• _PROBLEM_
List each line below that contains the string "axis", copying every such line in full.
* BEGIN RECORD LIST *
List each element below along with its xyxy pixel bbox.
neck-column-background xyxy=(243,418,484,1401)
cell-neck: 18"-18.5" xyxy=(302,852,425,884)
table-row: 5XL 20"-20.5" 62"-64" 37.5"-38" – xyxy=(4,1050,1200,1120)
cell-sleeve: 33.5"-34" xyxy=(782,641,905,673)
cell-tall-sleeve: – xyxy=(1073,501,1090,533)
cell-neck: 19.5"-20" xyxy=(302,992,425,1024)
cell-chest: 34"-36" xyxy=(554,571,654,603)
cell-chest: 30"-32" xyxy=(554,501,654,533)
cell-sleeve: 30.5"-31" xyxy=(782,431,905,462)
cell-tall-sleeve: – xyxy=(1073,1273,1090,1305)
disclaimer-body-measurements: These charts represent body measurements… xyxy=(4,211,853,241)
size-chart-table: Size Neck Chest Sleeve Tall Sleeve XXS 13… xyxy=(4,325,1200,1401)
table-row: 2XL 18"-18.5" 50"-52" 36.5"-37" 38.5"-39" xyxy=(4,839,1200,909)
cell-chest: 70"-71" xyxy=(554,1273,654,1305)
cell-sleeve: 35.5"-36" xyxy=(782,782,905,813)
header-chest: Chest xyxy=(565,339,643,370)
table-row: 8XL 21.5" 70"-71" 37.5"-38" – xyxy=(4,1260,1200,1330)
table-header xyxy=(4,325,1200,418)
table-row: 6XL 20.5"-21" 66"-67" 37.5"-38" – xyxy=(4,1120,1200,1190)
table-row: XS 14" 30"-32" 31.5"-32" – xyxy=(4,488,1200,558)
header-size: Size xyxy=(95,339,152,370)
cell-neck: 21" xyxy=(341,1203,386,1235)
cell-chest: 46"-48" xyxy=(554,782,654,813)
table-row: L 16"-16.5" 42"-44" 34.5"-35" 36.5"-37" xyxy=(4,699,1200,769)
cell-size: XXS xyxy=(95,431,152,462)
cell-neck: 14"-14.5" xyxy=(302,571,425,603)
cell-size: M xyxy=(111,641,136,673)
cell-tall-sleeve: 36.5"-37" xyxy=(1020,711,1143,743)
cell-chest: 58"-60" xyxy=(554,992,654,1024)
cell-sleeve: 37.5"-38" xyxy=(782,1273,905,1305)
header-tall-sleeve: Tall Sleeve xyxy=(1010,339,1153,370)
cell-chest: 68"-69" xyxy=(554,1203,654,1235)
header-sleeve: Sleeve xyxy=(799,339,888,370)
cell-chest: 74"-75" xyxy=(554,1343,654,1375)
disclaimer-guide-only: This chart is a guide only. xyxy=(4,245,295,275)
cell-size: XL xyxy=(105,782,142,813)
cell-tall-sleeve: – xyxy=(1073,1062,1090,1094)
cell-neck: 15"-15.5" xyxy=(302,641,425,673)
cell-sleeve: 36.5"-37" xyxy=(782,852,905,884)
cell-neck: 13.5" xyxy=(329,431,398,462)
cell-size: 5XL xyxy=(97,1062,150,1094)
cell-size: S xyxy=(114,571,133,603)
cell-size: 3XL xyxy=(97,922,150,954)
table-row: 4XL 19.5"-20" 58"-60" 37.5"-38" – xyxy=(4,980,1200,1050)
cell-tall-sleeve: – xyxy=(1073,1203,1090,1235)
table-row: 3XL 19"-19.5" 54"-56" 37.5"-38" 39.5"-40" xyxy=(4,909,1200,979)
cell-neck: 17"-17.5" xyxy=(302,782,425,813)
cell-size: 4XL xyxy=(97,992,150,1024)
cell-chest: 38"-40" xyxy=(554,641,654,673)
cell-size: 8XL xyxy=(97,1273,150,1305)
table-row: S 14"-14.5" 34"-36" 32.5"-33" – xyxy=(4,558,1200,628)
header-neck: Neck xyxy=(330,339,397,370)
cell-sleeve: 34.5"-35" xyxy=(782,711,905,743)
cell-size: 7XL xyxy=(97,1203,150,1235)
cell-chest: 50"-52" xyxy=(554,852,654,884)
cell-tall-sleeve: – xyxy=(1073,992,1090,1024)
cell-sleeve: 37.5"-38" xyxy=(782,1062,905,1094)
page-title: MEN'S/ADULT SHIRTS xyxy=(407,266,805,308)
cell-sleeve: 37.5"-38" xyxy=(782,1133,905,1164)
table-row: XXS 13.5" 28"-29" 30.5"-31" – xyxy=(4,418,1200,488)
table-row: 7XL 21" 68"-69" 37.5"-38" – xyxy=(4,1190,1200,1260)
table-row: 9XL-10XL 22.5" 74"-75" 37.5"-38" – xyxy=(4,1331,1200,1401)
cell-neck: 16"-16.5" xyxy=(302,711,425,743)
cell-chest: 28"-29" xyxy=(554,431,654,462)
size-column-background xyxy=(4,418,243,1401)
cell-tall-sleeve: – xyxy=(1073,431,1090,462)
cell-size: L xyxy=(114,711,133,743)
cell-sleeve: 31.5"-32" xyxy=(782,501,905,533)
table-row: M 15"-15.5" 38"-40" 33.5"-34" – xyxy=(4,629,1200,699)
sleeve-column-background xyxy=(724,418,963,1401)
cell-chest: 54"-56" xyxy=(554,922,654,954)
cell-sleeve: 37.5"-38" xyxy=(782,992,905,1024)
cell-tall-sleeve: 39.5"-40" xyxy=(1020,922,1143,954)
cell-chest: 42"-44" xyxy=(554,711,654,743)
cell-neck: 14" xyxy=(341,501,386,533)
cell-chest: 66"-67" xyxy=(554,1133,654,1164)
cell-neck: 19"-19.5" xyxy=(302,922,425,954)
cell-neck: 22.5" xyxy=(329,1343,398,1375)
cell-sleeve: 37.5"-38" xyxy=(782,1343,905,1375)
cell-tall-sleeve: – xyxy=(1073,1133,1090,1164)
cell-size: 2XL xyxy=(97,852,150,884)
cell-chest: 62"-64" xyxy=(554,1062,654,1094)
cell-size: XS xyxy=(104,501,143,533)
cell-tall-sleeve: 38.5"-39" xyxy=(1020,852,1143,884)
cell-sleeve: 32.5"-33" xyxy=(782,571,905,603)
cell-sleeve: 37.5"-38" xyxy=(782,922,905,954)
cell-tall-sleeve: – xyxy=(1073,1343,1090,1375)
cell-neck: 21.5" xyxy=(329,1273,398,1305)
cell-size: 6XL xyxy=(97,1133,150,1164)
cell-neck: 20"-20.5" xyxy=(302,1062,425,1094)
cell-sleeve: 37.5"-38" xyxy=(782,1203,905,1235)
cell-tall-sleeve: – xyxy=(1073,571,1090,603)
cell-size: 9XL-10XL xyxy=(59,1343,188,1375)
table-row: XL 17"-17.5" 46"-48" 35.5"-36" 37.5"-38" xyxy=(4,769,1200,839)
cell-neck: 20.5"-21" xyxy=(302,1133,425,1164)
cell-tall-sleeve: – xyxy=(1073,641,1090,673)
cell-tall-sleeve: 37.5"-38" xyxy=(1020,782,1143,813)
* END RECORD LIST *
* BEGIN RECORD LIST *
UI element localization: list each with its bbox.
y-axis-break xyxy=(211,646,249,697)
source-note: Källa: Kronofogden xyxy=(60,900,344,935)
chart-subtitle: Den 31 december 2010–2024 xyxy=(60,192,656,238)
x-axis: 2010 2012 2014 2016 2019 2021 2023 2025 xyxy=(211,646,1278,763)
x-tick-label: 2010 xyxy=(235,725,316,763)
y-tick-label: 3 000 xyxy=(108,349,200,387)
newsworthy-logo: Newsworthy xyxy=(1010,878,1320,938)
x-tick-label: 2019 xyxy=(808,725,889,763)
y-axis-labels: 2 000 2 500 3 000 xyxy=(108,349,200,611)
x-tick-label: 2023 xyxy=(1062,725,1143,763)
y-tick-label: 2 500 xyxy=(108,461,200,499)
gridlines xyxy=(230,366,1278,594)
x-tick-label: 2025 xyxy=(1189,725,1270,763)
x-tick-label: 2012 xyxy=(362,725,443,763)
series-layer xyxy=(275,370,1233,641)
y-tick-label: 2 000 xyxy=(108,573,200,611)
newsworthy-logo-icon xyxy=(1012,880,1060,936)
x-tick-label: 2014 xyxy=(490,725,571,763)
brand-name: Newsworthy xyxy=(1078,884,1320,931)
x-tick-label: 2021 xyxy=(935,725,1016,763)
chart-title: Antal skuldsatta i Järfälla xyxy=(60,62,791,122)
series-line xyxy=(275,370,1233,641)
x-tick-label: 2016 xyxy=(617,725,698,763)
* END RECORD LIST *
• _OUTPUT OF THE EXERCISE_
y-axis-break xyxy=(211,646,249,697)
x-axis: 2010 2012 2014 2016 2019 2021 2023 2025 xyxy=(211,646,1278,763)
y-axis-labels: 2 000 2 500 3 000 xyxy=(108,349,200,611)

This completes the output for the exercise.